Dataset entries:
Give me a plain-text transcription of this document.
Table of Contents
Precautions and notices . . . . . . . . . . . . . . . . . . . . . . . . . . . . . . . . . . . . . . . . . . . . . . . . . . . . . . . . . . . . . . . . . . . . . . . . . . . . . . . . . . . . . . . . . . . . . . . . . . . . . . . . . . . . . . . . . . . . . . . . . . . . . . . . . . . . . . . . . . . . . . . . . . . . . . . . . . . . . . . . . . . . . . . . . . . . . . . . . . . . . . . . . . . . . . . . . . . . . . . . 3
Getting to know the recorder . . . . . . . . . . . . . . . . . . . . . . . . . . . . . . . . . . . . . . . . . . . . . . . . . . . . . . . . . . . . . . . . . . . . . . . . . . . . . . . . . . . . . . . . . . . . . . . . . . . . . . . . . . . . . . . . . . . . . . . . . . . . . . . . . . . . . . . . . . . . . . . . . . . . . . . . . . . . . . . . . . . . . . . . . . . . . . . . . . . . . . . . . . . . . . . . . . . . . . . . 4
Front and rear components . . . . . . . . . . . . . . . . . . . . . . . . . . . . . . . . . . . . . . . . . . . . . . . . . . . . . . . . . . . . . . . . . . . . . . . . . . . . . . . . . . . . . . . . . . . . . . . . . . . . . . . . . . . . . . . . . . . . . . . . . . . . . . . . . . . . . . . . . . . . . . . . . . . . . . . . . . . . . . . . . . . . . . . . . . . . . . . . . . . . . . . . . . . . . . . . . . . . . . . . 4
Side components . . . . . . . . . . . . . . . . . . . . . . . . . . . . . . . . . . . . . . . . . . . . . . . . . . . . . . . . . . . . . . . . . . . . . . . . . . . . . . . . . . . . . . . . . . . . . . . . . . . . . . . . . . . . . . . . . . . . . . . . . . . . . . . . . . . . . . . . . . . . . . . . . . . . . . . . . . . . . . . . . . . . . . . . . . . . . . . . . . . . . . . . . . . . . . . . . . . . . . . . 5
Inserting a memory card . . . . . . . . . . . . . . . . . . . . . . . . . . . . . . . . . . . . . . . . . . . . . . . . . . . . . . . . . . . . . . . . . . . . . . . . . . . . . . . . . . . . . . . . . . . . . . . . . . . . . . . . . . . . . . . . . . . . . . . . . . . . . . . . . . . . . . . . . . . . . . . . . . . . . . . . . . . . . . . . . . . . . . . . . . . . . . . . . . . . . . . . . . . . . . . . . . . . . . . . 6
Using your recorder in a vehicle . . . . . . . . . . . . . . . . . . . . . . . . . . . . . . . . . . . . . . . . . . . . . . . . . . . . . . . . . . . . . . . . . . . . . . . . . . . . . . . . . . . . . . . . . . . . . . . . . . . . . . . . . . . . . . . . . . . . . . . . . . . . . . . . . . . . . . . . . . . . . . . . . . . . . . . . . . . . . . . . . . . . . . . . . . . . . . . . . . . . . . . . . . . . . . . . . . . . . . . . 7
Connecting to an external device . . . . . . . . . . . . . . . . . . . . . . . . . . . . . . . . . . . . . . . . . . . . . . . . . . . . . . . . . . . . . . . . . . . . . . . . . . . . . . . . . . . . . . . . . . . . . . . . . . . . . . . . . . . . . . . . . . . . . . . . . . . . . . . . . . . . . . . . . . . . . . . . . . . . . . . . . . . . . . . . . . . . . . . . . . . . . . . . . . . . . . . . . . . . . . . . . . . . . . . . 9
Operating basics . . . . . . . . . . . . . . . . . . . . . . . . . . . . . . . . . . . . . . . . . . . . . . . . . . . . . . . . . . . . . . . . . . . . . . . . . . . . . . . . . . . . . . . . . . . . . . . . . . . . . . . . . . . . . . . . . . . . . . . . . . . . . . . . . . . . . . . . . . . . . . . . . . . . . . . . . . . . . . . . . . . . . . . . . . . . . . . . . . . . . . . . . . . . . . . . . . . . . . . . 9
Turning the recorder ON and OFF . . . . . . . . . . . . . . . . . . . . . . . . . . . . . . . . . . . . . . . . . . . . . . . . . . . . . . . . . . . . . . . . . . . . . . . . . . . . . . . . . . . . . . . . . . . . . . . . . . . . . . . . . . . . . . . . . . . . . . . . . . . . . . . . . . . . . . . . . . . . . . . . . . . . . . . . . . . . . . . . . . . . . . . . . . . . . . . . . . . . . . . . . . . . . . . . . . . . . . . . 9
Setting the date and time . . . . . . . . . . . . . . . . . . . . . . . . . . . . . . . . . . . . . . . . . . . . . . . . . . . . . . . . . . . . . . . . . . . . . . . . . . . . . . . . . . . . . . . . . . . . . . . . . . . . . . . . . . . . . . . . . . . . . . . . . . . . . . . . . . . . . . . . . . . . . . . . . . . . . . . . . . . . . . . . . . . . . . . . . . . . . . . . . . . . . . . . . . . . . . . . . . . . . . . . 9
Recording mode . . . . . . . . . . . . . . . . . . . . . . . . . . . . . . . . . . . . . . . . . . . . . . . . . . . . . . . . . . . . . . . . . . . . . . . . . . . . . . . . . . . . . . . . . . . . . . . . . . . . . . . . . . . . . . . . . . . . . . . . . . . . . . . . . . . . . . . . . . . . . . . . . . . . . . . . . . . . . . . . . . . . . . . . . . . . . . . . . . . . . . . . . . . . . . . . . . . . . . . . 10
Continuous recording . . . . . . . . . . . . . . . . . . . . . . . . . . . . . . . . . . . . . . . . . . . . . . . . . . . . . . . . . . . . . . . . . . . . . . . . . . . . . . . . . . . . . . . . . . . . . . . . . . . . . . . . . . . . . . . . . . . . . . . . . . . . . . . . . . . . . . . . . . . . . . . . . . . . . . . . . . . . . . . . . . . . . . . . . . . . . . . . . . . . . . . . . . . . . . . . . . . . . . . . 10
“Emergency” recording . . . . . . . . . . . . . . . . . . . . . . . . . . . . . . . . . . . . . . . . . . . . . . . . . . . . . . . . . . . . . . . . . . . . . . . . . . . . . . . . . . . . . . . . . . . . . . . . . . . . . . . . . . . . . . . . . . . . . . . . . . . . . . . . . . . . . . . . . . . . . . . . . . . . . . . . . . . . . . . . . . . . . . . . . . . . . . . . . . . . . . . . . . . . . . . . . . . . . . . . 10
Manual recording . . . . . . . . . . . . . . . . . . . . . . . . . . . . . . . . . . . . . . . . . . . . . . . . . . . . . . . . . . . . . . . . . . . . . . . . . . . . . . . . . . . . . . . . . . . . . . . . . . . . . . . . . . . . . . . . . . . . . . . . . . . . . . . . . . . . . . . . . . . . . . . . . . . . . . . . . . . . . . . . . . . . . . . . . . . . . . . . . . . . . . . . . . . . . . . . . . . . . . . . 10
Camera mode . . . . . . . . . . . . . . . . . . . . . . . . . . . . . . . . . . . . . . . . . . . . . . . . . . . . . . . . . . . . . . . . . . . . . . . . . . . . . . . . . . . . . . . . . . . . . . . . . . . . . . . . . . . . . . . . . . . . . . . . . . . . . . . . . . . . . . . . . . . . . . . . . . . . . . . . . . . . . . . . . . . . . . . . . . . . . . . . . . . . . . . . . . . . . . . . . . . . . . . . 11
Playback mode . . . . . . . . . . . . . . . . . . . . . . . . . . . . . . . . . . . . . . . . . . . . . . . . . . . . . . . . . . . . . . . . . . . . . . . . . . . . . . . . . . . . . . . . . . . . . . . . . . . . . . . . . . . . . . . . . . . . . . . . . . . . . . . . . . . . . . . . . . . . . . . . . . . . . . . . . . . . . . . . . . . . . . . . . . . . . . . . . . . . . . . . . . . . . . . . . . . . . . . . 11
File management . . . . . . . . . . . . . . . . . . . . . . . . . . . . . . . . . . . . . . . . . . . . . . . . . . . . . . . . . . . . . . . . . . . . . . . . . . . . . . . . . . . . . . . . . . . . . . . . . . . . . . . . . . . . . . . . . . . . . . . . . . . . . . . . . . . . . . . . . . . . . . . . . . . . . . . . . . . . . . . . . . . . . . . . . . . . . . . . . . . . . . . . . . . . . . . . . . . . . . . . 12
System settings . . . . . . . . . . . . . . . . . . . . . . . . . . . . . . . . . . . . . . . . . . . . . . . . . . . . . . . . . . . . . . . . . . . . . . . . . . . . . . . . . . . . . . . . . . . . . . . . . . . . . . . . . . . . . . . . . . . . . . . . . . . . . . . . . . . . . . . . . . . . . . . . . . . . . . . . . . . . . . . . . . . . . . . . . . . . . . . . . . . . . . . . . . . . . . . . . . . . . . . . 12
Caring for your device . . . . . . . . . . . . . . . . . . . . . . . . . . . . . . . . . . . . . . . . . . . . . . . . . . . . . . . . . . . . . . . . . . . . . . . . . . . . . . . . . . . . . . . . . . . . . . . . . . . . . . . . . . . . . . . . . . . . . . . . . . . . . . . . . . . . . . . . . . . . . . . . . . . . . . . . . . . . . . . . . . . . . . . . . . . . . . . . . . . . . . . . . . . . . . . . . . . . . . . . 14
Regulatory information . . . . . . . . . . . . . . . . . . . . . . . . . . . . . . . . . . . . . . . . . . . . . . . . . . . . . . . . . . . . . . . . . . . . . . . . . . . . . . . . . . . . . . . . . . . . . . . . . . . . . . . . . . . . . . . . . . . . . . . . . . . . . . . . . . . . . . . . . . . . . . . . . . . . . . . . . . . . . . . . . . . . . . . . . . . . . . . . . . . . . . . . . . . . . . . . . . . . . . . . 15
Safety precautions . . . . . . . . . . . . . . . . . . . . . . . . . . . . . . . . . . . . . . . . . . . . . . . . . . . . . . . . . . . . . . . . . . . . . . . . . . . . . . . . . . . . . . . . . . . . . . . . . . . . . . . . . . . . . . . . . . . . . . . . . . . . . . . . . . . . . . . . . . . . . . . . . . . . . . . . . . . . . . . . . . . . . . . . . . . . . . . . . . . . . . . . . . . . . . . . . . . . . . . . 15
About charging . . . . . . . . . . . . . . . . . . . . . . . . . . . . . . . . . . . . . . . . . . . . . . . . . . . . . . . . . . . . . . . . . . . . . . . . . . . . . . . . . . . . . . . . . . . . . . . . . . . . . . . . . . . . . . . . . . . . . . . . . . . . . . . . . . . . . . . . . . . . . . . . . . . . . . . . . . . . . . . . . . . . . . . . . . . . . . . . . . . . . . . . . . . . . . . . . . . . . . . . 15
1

Job:
In the lines above, locate the string "recorder". Copy every line where it occurs.

The result:
Getting to know the recorder . . . . . . . . . . . . . . . . . . . . . . . . . . . . . . . . . . . . . . . . . . . . . . . . . . . . . . . . . . . . . . . . . . . . . . . . . . . . . . . . . . . . . . . . . . . . . . . . . . . . . . . . . . . . . . . . . . . . . . . . . . . . . . . . . . . . . . . . . . . . . . . . . . . . . . . . . . . . . . . . . . . . . . . . . . . . . . . . . . . . . . . . . . . . . . . . . . . . . . . . 4
Using your recorder in a vehicle . . . . . . . . . . . . . . . . . . . . . . . . . . . . . . . . . . . . . . . . . . . . . . . . . . . . . . . . . . . . . . . . . . . . . . . . . . . . . . . . . . . . . . . . . . . . . . . . . . . . . . . . . . . . . . . . . . . . . . . . . . . . . . . . . . . . . . . . . . . . . . . . . . . . . . . . . . . . . . . . . . . . . . . . . . . . . . . . . . . . . . . . . . . . . . . . . . . . . . . . 7
Turning the recorder ON and OFF . . . . . . . . . . . . . . . . . . . . . . . . . . . . . . . . . . . . . . . . . . . . . . . . . . . . . . . . . . . . . . . . . . . . . . . . . . . . . . . . . . . . . . . . . . . . . . . . . . . . . . . . . . . . . . . . . . . . . . . . . . . . . . . . . . . . . . . . . . . . . . . . . . . . . . . . . . . . . . . . . . . . . . . . . . . . . . . . . . . . . . . . . . . . . . . . . . . . . . . . 9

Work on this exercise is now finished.